▶ Text
■ ■ ■ ■ ■ ■ ■

Roy has experimented with the structure of the novel and this has provided courage and design to writers like me, to indulge in an unconventional thought-process while penning a story. The first chapter of the book is wound up in less than four pages, appearing almost as a prologue, and there is a separate prologue as well. There are many such small parts in the book like the fifth and the sixth chapter.
The second chapter like a few others (eighth and ninth), extends into unusually numerous pages. This lends to the book the quality of verbatim expression of the writer’s thoughts. An effect that is heightened by the reverse flow of most of the anecdotes in the novel. I was visited by a strong sense of déjà vu while reading ‘The Ministry of Utmost Happiness’, a feeling that persistently followed me as I perused my way through ‘The God of Small Things’. This style holds the reader in a vice-like grip providing no respite in occasional mindless reading, as then one is certain to have missed a vital or vivid detail.

■ ■ ■ ■ ■ ■ ■

(Dataset entries)
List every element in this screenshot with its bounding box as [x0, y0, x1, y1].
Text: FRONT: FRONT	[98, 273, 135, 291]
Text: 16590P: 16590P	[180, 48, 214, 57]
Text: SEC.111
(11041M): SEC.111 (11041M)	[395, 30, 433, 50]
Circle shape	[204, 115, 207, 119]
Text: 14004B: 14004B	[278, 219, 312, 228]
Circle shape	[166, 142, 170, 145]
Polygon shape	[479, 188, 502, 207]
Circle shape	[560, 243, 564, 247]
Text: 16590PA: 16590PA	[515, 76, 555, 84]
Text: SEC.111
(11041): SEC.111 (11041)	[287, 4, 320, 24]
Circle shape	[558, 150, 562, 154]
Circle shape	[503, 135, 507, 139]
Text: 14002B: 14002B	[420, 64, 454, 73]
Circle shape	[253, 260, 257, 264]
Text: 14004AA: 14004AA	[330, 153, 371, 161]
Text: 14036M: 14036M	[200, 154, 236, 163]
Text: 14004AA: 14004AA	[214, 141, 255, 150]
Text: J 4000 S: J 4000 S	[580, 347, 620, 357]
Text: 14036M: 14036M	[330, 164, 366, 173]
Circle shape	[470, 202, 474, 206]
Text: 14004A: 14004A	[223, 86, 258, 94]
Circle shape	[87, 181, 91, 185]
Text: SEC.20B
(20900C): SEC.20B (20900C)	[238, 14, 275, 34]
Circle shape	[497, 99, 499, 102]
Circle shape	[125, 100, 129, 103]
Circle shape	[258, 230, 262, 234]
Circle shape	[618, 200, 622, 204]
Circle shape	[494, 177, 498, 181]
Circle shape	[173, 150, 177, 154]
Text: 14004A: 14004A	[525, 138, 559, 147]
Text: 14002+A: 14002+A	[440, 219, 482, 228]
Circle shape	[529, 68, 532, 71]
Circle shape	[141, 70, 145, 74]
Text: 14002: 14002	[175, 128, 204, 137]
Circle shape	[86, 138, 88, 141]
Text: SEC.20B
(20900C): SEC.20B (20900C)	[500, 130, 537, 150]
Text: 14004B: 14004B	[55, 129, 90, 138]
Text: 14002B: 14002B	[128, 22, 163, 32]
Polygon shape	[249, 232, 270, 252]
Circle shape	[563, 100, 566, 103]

■ ■ ■ ■ ■ ■ ■

▶ Prompt A
Put this sentence from the text about Roy's novel into Spanish: "The first chapter of the book is wound up in less than four pages, appearing almost as a prologue, and there is a separate prologue as well."
▶ Prompt B
According to the text about Roy's novel, which chapters run to unusually many pages?

▶ Written solution A
El primer capítulo del libro se cierra en menos de cuatro páginas, presentándose casi como un prólogo, y además hay un prólogo aparte.

▶ Written solution B
The second, eighth and ninth chapters.